[Stored records]

§

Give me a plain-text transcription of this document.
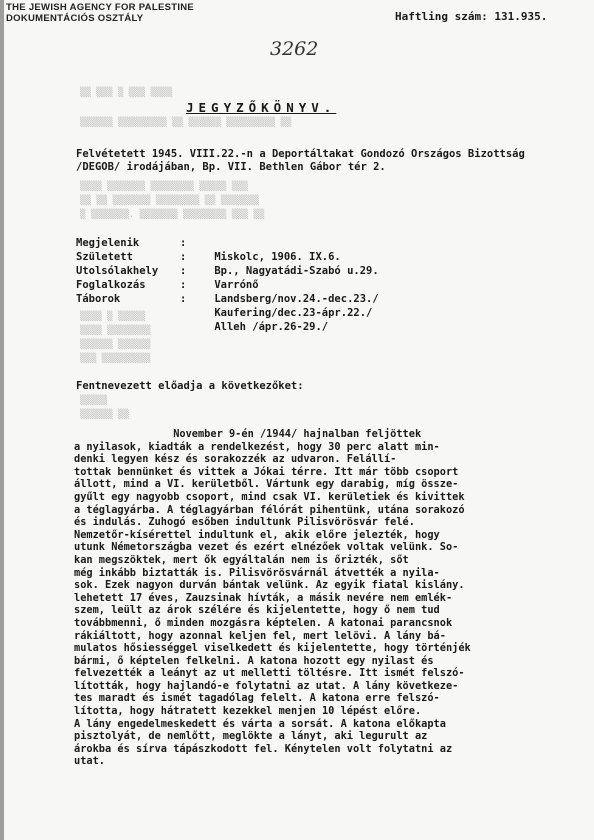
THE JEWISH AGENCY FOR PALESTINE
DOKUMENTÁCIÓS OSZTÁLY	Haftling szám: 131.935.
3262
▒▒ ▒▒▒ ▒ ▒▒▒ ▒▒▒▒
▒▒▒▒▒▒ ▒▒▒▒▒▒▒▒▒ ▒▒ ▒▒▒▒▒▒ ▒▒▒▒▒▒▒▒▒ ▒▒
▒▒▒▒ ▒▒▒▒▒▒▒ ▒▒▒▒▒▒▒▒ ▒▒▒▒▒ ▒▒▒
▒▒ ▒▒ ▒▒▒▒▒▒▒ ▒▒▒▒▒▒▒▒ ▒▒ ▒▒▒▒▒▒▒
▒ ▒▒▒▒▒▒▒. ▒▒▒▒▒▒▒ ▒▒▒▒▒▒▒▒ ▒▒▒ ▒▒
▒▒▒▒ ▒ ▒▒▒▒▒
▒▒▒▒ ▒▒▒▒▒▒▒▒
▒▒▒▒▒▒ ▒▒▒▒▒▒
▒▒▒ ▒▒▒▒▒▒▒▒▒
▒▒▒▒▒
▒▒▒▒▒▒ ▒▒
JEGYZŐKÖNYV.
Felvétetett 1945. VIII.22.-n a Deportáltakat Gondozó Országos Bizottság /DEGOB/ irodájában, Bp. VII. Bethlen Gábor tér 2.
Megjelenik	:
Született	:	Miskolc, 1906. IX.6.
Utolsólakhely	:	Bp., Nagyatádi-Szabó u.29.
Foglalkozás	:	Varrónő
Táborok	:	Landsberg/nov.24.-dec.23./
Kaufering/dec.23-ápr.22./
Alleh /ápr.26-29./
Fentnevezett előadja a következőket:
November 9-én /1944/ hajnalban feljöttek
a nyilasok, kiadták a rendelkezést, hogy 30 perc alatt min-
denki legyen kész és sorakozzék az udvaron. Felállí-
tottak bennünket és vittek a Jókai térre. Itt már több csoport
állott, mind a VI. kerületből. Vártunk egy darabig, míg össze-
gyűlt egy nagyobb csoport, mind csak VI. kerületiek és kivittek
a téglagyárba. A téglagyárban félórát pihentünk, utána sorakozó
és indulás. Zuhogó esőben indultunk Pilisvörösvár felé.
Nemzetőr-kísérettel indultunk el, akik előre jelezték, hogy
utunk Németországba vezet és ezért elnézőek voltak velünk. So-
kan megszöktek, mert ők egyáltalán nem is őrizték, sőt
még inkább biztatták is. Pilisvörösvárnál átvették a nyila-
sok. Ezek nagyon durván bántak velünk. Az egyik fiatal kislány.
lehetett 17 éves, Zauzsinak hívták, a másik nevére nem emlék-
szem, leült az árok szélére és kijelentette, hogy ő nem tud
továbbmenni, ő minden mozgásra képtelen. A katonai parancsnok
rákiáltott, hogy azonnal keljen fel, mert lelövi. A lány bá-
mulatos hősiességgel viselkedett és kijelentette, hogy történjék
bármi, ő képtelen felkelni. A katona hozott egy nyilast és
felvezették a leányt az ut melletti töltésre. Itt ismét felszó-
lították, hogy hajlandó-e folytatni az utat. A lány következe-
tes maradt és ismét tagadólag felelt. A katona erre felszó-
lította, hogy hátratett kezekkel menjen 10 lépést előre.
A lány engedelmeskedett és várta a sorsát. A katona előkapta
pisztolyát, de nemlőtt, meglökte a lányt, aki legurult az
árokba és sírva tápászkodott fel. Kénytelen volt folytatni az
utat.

§

> _Your goal_:
Nothing in the entries above should change when they are printed again, except that the pictures are dropped.

> _Task response_:
Give me a plain-text transcription of this document.
THE JEWISH AGENCY FOR PALESTINE
DOKUMENTÁCIÓS OSZTÁLY	Haftling szám: 131.935.
3262
▒▒ ▒▒▒ ▒ ▒▒▒ ▒▒▒▒
▒▒▒▒▒▒ ▒▒▒▒▒▒▒▒▒ ▒▒ ▒▒▒▒▒▒ ▒▒▒▒▒▒▒▒▒ ▒▒
▒▒▒▒ ▒▒▒▒▒▒▒ ▒▒▒▒▒▒▒▒ ▒▒▒▒▒ ▒▒▒
▒▒ ▒▒ ▒▒▒▒▒▒▒ ▒▒▒▒▒▒▒▒ ▒▒ ▒▒▒▒▒▒▒
▒ ▒▒▒▒▒▒▒. ▒▒▒▒▒▒▒ ▒▒▒▒▒▒▒▒ ▒▒▒ ▒▒
▒▒▒▒ ▒ ▒▒▒▒▒
▒▒▒▒ ▒▒▒▒▒▒▒▒
▒▒▒▒▒▒ ▒▒▒▒▒▒
▒▒▒ ▒▒▒▒▒▒▒▒▒
▒▒▒▒▒
▒▒▒▒▒▒ ▒▒
JEGYZŐKÖNYV.
Felvétetett 1945. VIII.22.-n a Deportáltakat Gondozó Országos Bizottság /DEGOB/ irodájában, Bp. VII. Bethlen Gábor tér 2.
Megjelenik	:
Született	:	Miskolc, 1906. IX.6.
Utolsólakhely	:	Bp., Nagyatádi-Szabó u.29.
Foglalkozás	:	Varrónő
Táborok	:	Landsberg/nov.24.-dec.23./
Kaufering/dec.23-ápr.22./
Alleh /ápr.26-29./
Fentnevezett előadja a következőket:
November 9-én /1944/ hajnalban feljöttek
a nyilasok, kiadták a rendelkezést, hogy 30 perc alatt min-
denki legyen kész és sorakozzék az udvaron. Felállí-
tottak bennünket és vittek a Jókai térre. Itt már több csoport
állott, mind a VI. kerületből. Vártunk egy darabig, míg össze-
gyűlt egy nagyobb csoport, mind csak VI. kerületiek és kivittek
a téglagyárba. A téglagyárban félórát pihentünk, utána sorakozó
és indulás. Zuhogó esőben indultunk Pilisvörösvár felé.
Nemzetőr-kísérettel indultunk el, akik előre jelezték, hogy
utunk Németországba vezet és ezért elnézőek voltak velünk. So-
kan megszöktek, mert ők egyáltalán nem is őrizték, sőt
még inkább biztatták is. Pilisvörösvárnál átvették a nyila-
sok. Ezek nagyon durván bántak velünk. Az egyik fiatal kislány.
lehetett 17 éves, Zauzsinak hívták, a másik nevére nem emlék-
szem, leült az árok szélére és kijelentette, hogy ő nem tud
továbbmenni, ő minden mozgásra képtelen. A katonai parancsnok
rákiáltott, hogy azonnal keljen fel, mert lelövi. A lány bá-
mulatos hősiességgel viselkedett és kijelentette, hogy történjék
bármi, ő képtelen felkelni. A katona hozott egy nyilast és
felvezették a leányt az ut melletti töltésre. Itt ismét felszó-
lították, hogy hajlandó-e folytatni az utat. A lány következe-
tes maradt és ismét tagadólag felelt. A katona erre felszó-
lította, hogy hátratett kezekkel menjen 10 lépést előre.
A lány engedelmeskedett és várta a sorsát. A katona előkapta
pisztolyát, de nemlőtt, meglökte a lányt, aki legurult az
árokba és sírva tápászkodott fel. Kénytelen volt folytatni az
utat.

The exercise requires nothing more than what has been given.